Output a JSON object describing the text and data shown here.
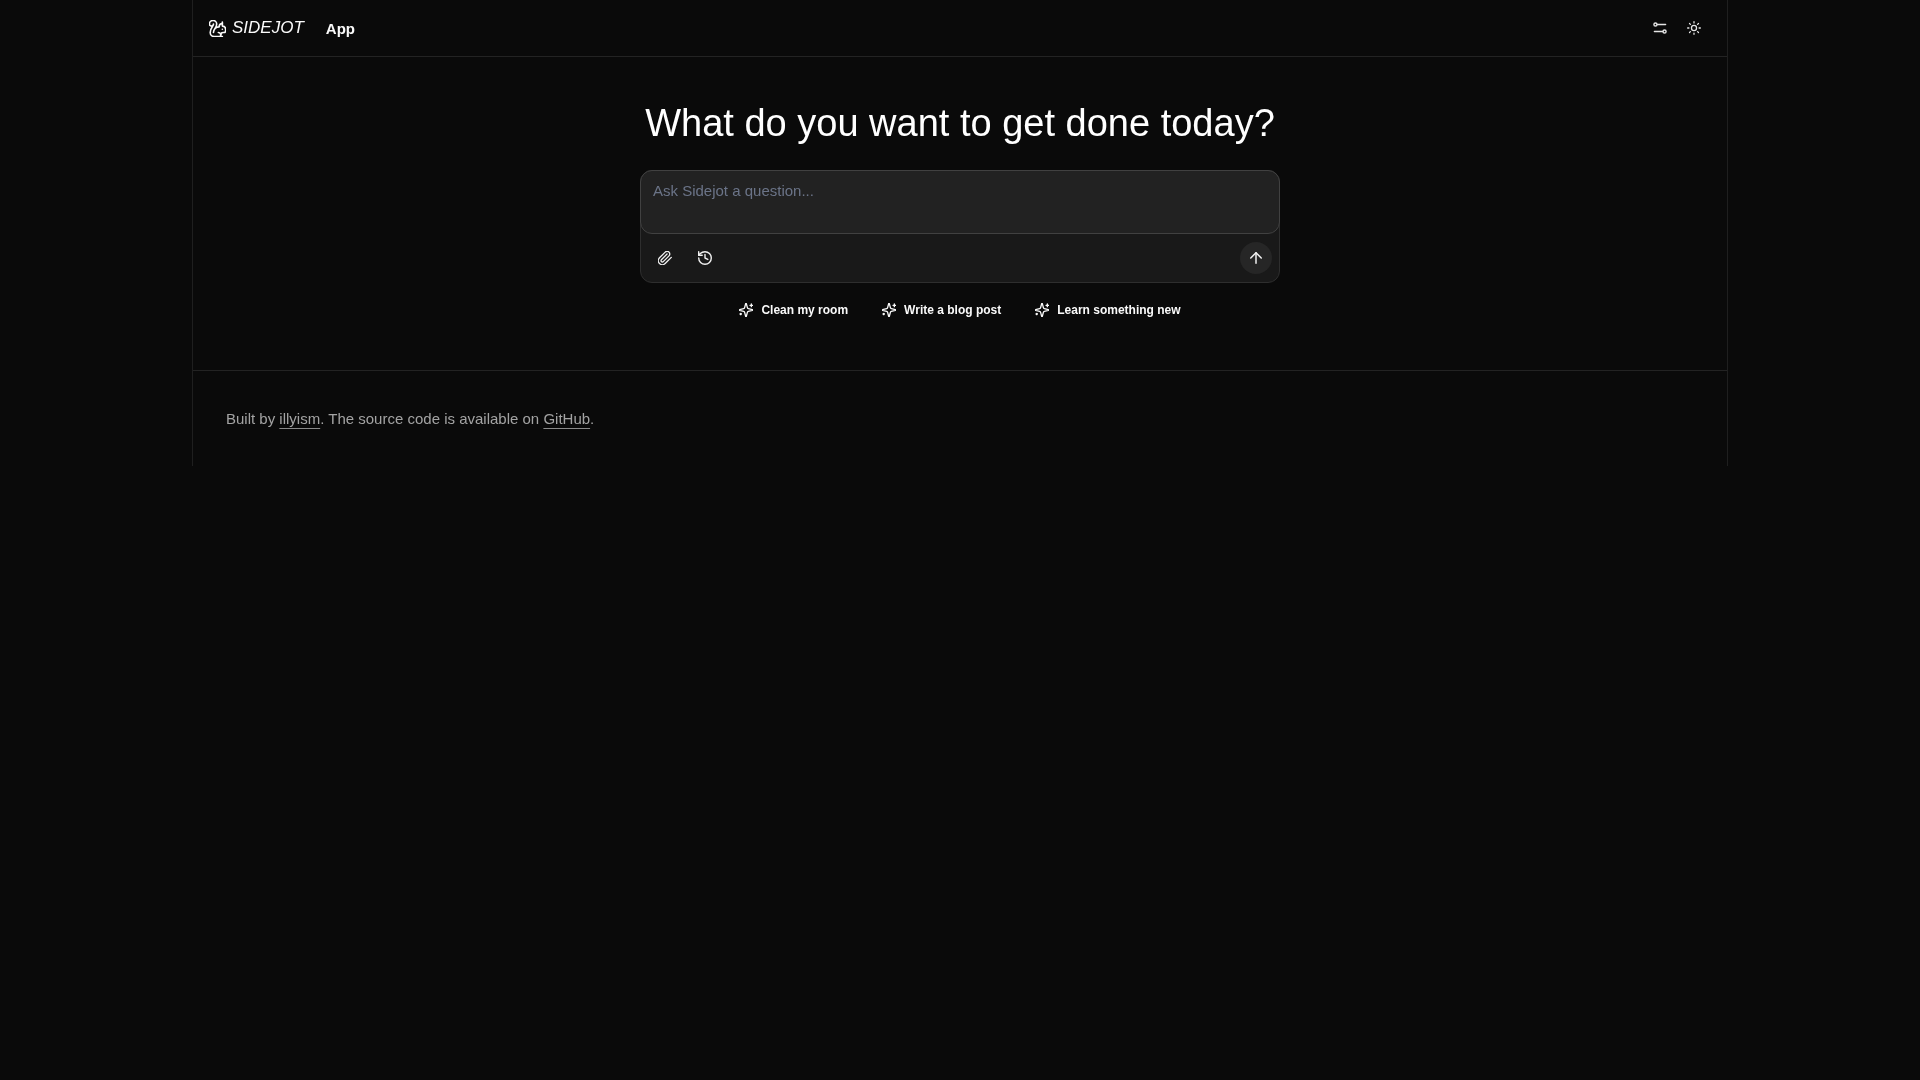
{
  "header": {
    "brand": "SIDEJOT",
    "nav": [
      "App"
    ]
  },
  "heading": "What do you want to get done today?",
  "composer": {
    "placeholder": "Ask Sidejot a question..."
  },
  "suggestions": [
    "Clean my room",
    "Write a blog post",
    "Learn something new"
  ],
  "footer": {
    "parts": [
      {
        "kind": "text",
        "text": "Built by "
      },
      {
        "kind": "link",
        "text": "illyism"
      },
      {
        "kind": "text",
        "text": ". The source code is available on "
      },
      {
        "kind": "link",
        "text": "GitHub"
      },
      {
        "kind": "text",
        "text": "."
      }
    ]
  }
}
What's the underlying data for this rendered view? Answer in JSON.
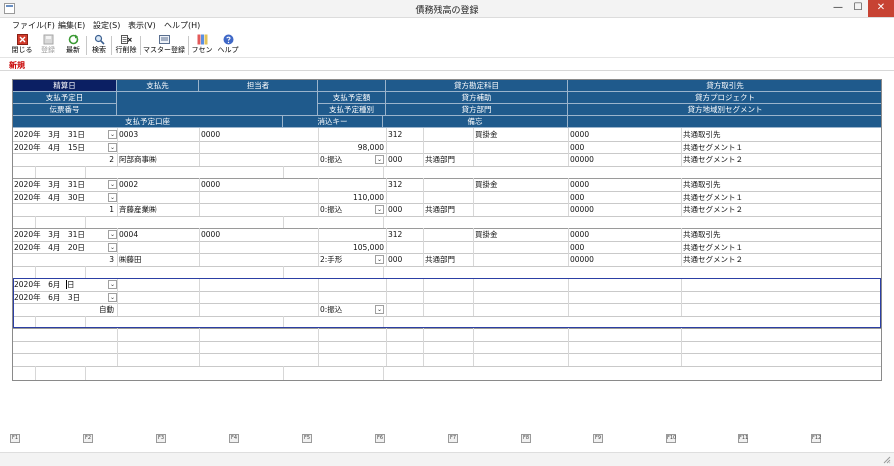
{
  "window": {
    "title": "債務残高の登録",
    "min_glyph": "—",
    "max_glyph": "☐",
    "close_glyph": "✕"
  },
  "menu": [
    "ファイル(F)",
    "編集(E)",
    "設定(S)",
    "表示(V)",
    "ヘルプ(H)"
  ],
  "toolbar": {
    "close": "閉じる",
    "register": "登録",
    "refresh": "最新",
    "search": "検索",
    "delete_row": "行削除",
    "master_register": "マスター登録",
    "fusen": "フセン",
    "help": "ヘルプ"
  },
  "mode_label": "新規",
  "headers": {
    "settlement_date": "精算日",
    "payee": "支払先",
    "person": "担当者",
    "payment_amount": "支払予定額",
    "credit_account": "貸方勘定科目",
    "credit_customer": "貸方取引先",
    "payment_date": "支払予定日",
    "payment_type": "支払予定種別",
    "credit_aux": "貸方補助",
    "credit_project": "貸方プロジェクト",
    "slip_no": "伝票番号",
    "credit_dept": "貸方部門",
    "credit_region": "貸方地域別セグメント",
    "payment_bank": "支払予定口座",
    "clear_key": "消込キー",
    "memo": "備忘"
  },
  "records": [
    {
      "settle_date": "2020年　3月　31日",
      "pay_date": "2020年　4月　15日",
      "slip_no": "2",
      "payee_code": "0003",
      "person_code": "0000",
      "payee_name": "阿部商事㈱",
      "amount": "98,000",
      "pay_type": "0:振込",
      "account_code": "312",
      "account_name": "買掛金",
      "dept_code": "000",
      "dept_name": "共通部門",
      "customer_code": "0000",
      "aux_code": "000",
      "region_code": "00000",
      "customer_name": "共通取引先",
      "project_name": "共通セグメント１",
      "region_name": "共通セグメント２"
    },
    {
      "settle_date": "2020年　3月　31日",
      "pay_date": "2020年　4月　30日",
      "slip_no": "1",
      "payee_code": "0002",
      "person_code": "0000",
      "payee_name": "斉藤産業㈱",
      "amount": "110,000",
      "pay_type": "0:振込",
      "account_code": "312",
      "account_name": "買掛金",
      "dept_code": "000",
      "dept_name": "共通部門",
      "customer_code": "0000",
      "aux_code": "000",
      "region_code": "00000",
      "customer_name": "共通取引先",
      "project_name": "共通セグメント１",
      "region_name": "共通セグメント２"
    },
    {
      "settle_date": "2020年　3月　31日",
      "pay_date": "2020年　4月　20日",
      "slip_no": "3",
      "payee_code": "0004",
      "person_code": "0000",
      "payee_name": "㈱藤田",
      "amount": "105,000",
      "pay_type": "2:手形",
      "account_code": "312",
      "account_name": "買掛金",
      "dept_code": "000",
      "dept_name": "共通部門",
      "customer_code": "0000",
      "aux_code": "000",
      "region_code": "00000",
      "customer_name": "共通取引先",
      "project_name": "共通セグメント１",
      "region_name": "共通セグメント２"
    }
  ],
  "new_row": {
    "settle_date_a": "2020年　6月　",
    "settle_date_b": "日",
    "pay_date": "2020年　6月　3日",
    "slip_no": "自動",
    "pay_type": "0:振込"
  },
  "fkeys": [
    "F1",
    "F2",
    "F3",
    "F4",
    "F5",
    "F6",
    "F7",
    "F8",
    "F9",
    "F10",
    "F11",
    "F12"
  ],
  "colors": {
    "header": "#1f5a8c",
    "header_dark": "#0b1f63",
    "selection": "#2c3fa4",
    "mode": "#c80000"
  }
}
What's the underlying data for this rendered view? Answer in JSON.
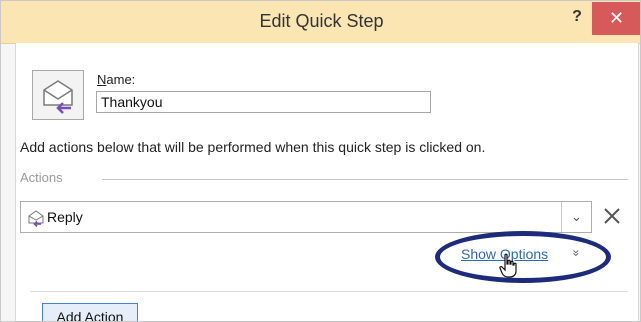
{
  "dialog": {
    "title": "Edit Quick Step",
    "help_symbol": "?",
    "close_symbol": "✕"
  },
  "name_field": {
    "label_accel": "N",
    "label_rest": "ame:",
    "value": "Thankyou"
  },
  "description": "Add actions below that will be performed when this quick step is clicked on.",
  "actions": {
    "section_label": "Actions",
    "items": [
      {
        "label": "Reply",
        "icon": "reply-envelope-icon"
      }
    ],
    "dropdown_symbol": "⌄",
    "remove_symbol": "✕",
    "show_options_label": "Show Options",
    "expand_symbol": "»",
    "add_action_label": "Add Action"
  },
  "colors": {
    "titlebar": "#fbe6b3",
    "close": "#d75a5a",
    "link": "#2e6bb3",
    "highlight": "#1d2b7a"
  }
}
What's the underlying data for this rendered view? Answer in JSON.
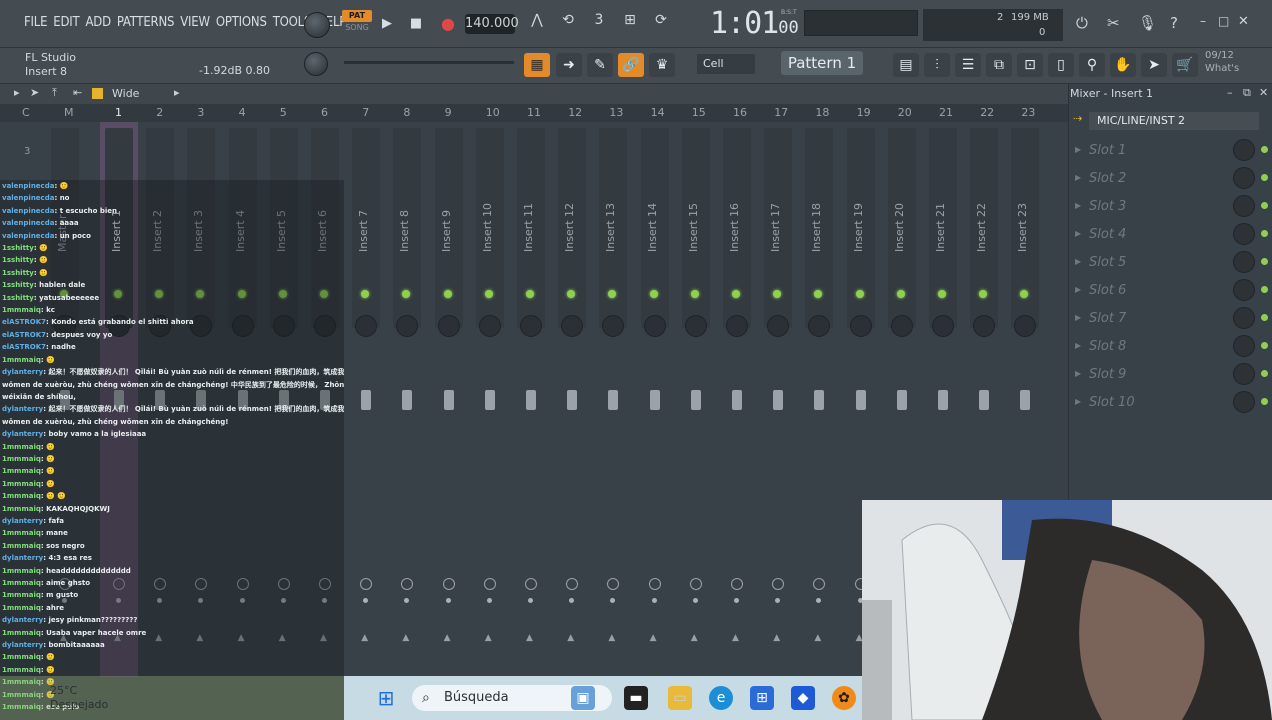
{
  "menu": [
    "FILE",
    "EDIT",
    "ADD",
    "PATTERNS",
    "VIEW",
    "OPTIONS",
    "TOOLS",
    "HELP"
  ],
  "transport": {
    "pat_label": "PAT",
    "song_label": "SONG",
    "bpm": "140.000",
    "time_main": "1:01",
    "time_small": "00",
    "bst": "B:S:T"
  },
  "cpu": {
    "value": "2",
    "ram": "199 MB",
    "voices": "0"
  },
  "hint": {
    "line1": "FL Studio",
    "line2": "Insert 8",
    "db": "-1.92dB",
    "pan": "0.80"
  },
  "toolbar2": {
    "cell_label": "Cell",
    "pattern_label": "Pattern 1",
    "news_date": "09/12",
    "news_text": "What's"
  },
  "mixer": {
    "view_label": "Wide",
    "ruler": [
      "C",
      "M",
      "1",
      "2",
      "3",
      "4",
      "5",
      "6",
      "7",
      "8",
      "9",
      "10",
      "11",
      "12",
      "13",
      "14",
      "15",
      "16",
      "17",
      "18",
      "19",
      "20",
      "21",
      "22",
      "23"
    ],
    "tracks": [
      "Master",
      "Insert 1",
      "Insert 2",
      "Insert 3",
      "Insert 4",
      "Insert 5",
      "Insert 6",
      "Insert 7",
      "Insert 8",
      "Insert 9",
      "Insert 10",
      "Insert 11",
      "Insert 12",
      "Insert 13",
      "Insert 14",
      "Insert 15",
      "Insert 16",
      "Insert 17",
      "Insert 18",
      "Insert 19",
      "Insert 20",
      "Insert 21",
      "Insert 22",
      "Insert 23"
    ],
    "current_label": "3"
  },
  "panel": {
    "title": "Mixer - Insert 1",
    "input": "MIC/LINE/INST 2",
    "slots": [
      "Slot 1",
      "Slot 2",
      "Slot 3",
      "Slot 4",
      "Slot 5",
      "Slot 6",
      "Slot 7",
      "Slot 8",
      "Slot 9",
      "Slot 10"
    ]
  },
  "chat": [
    {
      "user": "valenpinecda",
      "msg": ": 🙂"
    },
    {
      "user": "valenpinecda",
      "msg": ": no"
    },
    {
      "user": "valenpinecda",
      "msg": ": t escucho bien"
    },
    {
      "user": "valenpinecda",
      "msg": ": aaaa"
    },
    {
      "user": "valenpinecda",
      "msg": ": un poco"
    },
    {
      "user": "1sshitty",
      "msg": ": 🙂"
    },
    {
      "user": "1sshitty",
      "msg": ": 🙂"
    },
    {
      "user": "1sshitty",
      "msg": ": 🙂"
    },
    {
      "user": "1sshitty",
      "msg": ": hablen dale"
    },
    {
      "user": "1sshitty",
      "msg": ": yatusabeeeeee"
    },
    {
      "user": "1mmmaiq",
      "msg": ": kc"
    },
    {
      "user": "elASTROK7",
      "msg": ": Kondo está grabando el shitti ahora"
    },
    {
      "user": "elASTROK7",
      "msg": ": despues voy yo"
    },
    {
      "user": "elASTROK7",
      "msg": ": nadhe"
    },
    {
      "user": "1mmmaiq",
      "msg": ": 🙂"
    },
    {
      "user": "dylanterry",
      "msg": ": 起来！不愿做奴隶的人们！ Qǐlái! Bù yuàn zuò núlì de rénmen! 把我们的血肉，筑成我们新的长城！ Bǎ"
    },
    {
      "user": "",
      "msg": "wǒmen de xuèròu, zhù chéng wǒmen xīn de chángchéng! 中华民族到了最危险的时候， Zhōnghuá mínzú dàole zuì"
    },
    {
      "user": "",
      "msg": "wéixiǎn de shíhou,"
    },
    {
      "user": "dylanterry",
      "msg": ": 起来！不愿做奴隶的人们！ Qǐlái! Bù yuàn zuò núlì de rénmen! 把我们的血肉，筑成我们新的长城！ Bǎ"
    },
    {
      "user": "",
      "msg": "wǒmen de xuèròu, zhù chéng wǒmen xīn de chángchéng!"
    },
    {
      "user": "dylanterry",
      "msg": ": boby vamo a la iglesiaaa"
    },
    {
      "user": "1mmmaiq",
      "msg": ": 🙂"
    },
    {
      "user": "1mmmaiq",
      "msg": ": 🙂"
    },
    {
      "user": "1mmmaiq",
      "msg": ": 🙂"
    },
    {
      "user": "1mmmaiq",
      "msg": ": 🙂"
    },
    {
      "user": "1mmmaiq",
      "msg": ": 🙂 🙂"
    },
    {
      "user": "1mmmaiq",
      "msg": ": KAKAQHQJQKWJ"
    },
    {
      "user": "dylanterry",
      "msg": ": fafa"
    },
    {
      "user": "1mmmaiq",
      "msg": ": mane"
    },
    {
      "user": "1mmmaiq",
      "msg": ": sos negro"
    },
    {
      "user": "dylanterry",
      "msg": ": 4:3 esa res"
    },
    {
      "user": "1mmmaiq",
      "msg": ": headddddddddddddd"
    },
    {
      "user": "1mmmaiq",
      "msg": ": aime ghsto"
    },
    {
      "user": "1mmmaiq",
      "msg": ": m gusto"
    },
    {
      "user": "1mmmaiq",
      "msg": ": ahre"
    },
    {
      "user": "dylanterry",
      "msg": ": jesy pinkman?????????"
    },
    {
      "user": "1mmmaiq",
      "msg": ": Usaba vaper hacele omre"
    },
    {
      "user": "dylanterry",
      "msg": ": bombitaaaaaa"
    },
    {
      "user": "1mmmaiq",
      "msg": ": 🙂"
    },
    {
      "user": "1mmmaiq",
      "msg": ": 🙂"
    },
    {
      "user": "1mmmaiq",
      "msg": ": 🙂"
    },
    {
      "user": "1mmmaiq",
      "msg": ": 🙂"
    },
    {
      "user": "1mmmaiq",
      "msg": ": ese pelo"
    }
  ],
  "taskbar": {
    "search_placeholder": "Búsqueda",
    "temp": "25°C",
    "weather": "Despejado"
  },
  "colors": {
    "accent": "#e38b2b",
    "led_green": "#8fd14f",
    "bg": "#394148"
  }
}
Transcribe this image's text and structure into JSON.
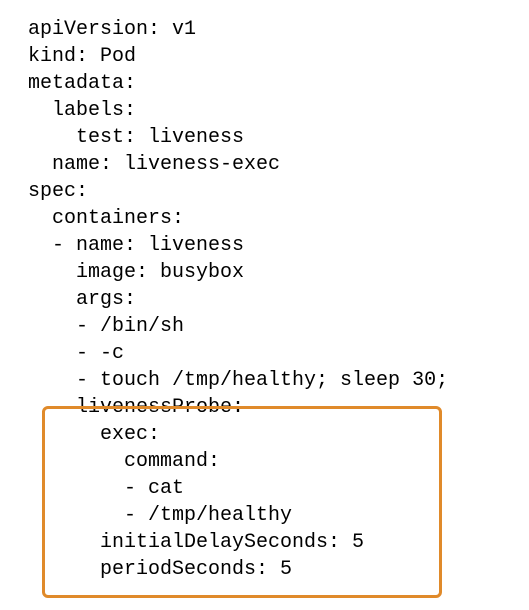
■ ■ ■ ■ ■
> [STATED TASK]: In the material above, show every line where the word "chángchéng" turns up.

> [ANSWER FOR THIS EXERCISE]:
      "msg": "wǒmen de xuèròu, zhù chéng wǒmen xīn de chángchéng! 中华民族到了最危险的时候， Zhōnghuá mínzú dàole zuì"
      "msg": "wǒmen de xuèròu, zhù chéng wǒmen xīn de chángchéng!"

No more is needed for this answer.